:: Goal ::
Give back the line where "Convert this document image to plain text." appears and all the lines after it until the listing ends, unchanged and with nothing else.

>> Begin Data shown

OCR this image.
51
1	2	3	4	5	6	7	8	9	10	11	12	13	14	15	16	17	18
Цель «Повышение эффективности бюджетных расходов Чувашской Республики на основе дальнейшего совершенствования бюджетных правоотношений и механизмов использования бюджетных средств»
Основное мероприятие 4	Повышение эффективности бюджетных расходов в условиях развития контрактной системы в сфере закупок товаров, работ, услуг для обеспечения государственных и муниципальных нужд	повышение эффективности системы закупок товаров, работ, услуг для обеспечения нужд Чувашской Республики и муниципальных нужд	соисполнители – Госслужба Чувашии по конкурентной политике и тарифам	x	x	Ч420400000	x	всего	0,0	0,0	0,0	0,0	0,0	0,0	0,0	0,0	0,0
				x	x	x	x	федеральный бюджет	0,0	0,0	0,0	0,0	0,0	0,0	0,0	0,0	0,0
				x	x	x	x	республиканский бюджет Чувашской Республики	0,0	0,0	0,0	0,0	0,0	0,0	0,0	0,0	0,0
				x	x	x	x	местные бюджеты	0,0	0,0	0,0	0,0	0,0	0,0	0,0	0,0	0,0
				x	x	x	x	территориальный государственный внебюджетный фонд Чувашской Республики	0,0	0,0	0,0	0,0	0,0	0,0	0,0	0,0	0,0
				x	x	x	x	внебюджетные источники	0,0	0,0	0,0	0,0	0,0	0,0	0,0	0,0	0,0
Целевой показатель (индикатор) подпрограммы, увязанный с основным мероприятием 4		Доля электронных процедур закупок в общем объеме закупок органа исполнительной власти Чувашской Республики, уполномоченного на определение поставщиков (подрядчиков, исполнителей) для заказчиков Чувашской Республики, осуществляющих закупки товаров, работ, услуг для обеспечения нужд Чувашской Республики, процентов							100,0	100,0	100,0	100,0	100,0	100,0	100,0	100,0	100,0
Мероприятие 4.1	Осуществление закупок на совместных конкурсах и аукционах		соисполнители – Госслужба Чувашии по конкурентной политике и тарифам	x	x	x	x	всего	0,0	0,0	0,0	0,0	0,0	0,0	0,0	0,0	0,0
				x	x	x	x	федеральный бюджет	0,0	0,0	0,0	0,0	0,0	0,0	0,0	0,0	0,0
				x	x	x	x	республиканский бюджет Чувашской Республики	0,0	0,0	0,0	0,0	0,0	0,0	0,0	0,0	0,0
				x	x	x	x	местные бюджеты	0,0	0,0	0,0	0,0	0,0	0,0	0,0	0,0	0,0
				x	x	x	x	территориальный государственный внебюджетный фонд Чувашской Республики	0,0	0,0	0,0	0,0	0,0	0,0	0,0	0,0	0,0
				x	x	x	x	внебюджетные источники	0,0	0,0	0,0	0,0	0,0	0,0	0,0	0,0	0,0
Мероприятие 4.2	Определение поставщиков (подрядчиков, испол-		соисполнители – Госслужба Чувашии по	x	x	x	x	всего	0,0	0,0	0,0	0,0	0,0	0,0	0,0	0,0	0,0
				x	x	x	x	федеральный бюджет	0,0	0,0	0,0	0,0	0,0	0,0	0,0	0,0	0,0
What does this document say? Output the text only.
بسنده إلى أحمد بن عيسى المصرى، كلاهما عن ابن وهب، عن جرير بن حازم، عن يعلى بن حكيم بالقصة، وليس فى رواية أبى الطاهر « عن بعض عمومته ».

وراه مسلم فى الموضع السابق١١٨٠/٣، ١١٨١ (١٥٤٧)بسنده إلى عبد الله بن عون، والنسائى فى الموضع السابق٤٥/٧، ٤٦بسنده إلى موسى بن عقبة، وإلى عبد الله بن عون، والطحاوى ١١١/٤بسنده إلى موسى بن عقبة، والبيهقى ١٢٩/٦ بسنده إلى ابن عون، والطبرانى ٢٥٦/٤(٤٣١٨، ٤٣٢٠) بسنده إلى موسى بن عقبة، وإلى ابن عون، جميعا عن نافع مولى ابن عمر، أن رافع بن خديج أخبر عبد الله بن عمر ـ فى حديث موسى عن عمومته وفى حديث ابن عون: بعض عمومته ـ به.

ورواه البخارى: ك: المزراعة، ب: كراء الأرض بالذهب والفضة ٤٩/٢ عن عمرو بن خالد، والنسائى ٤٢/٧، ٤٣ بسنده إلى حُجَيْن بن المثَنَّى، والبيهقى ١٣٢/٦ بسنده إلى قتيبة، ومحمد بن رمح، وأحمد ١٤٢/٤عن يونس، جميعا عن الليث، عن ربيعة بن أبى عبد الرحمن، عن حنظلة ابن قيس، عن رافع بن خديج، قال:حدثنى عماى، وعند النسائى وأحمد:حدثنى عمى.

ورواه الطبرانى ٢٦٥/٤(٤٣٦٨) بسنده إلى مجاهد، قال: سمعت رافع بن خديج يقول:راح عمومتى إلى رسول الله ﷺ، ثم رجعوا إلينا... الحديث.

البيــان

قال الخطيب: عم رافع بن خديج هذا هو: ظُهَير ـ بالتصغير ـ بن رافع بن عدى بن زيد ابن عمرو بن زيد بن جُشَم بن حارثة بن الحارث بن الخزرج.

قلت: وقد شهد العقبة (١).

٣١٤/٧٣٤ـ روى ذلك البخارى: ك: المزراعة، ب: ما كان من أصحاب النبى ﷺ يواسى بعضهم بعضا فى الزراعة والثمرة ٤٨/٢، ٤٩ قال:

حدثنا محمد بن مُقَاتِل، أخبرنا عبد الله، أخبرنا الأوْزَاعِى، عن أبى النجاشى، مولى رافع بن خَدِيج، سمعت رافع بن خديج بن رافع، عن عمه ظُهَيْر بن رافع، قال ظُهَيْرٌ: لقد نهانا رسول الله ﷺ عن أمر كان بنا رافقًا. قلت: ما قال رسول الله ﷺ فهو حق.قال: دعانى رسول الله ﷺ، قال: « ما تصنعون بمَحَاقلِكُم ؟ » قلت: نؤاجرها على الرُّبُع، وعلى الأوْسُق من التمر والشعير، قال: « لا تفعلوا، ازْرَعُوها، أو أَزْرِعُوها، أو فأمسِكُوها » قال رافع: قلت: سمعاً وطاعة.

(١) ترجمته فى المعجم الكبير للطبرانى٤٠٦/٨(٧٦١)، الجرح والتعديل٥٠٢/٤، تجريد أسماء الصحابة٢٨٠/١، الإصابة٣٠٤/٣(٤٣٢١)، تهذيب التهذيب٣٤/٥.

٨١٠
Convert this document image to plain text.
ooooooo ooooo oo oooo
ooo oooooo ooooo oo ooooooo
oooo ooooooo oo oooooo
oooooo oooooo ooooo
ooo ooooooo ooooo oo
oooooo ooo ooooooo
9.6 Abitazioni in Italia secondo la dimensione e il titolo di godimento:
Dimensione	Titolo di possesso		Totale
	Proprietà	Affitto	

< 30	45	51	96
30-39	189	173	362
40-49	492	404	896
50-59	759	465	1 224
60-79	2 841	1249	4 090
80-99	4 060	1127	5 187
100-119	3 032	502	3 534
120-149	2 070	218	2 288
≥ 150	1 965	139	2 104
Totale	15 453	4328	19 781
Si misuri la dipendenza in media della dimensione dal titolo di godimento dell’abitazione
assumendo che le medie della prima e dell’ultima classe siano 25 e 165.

>> End Data shown

:: Solution to this exercise ::
Convert this document image to plain text.
ooooooo ooooo oo oooo
ooo oooooo ooooo oo ooooooo
oooo ooooooo oo oooooo
oooooo oooooo ooooo
ooo ooooooo ooooo oo
oooooo ooo ooooooo
9.6 Abitazioni in Italia secondo la dimensione e il titolo di godimento:
Dimensione	Titolo di possesso		Totale
	Proprietà	Affitto	

< 30	45	51	96
30-39	189	173	362
40-49	492	404	896
50-59	759	465	1 224
60-79	2 841	1249	4 090
80-99	4 060	1127	5 187
100-119	3 032	502	3 534
120-149	2 070	218	2 288
≥ 150	1 965	139	2 104
Totale	15 453	4328	19 781
Si misuri la dipendenza in media della dimensione dal titolo di godimento dell’abitazione
assumendo che le medie della prima e dell’ultima classe siano 25 e 165.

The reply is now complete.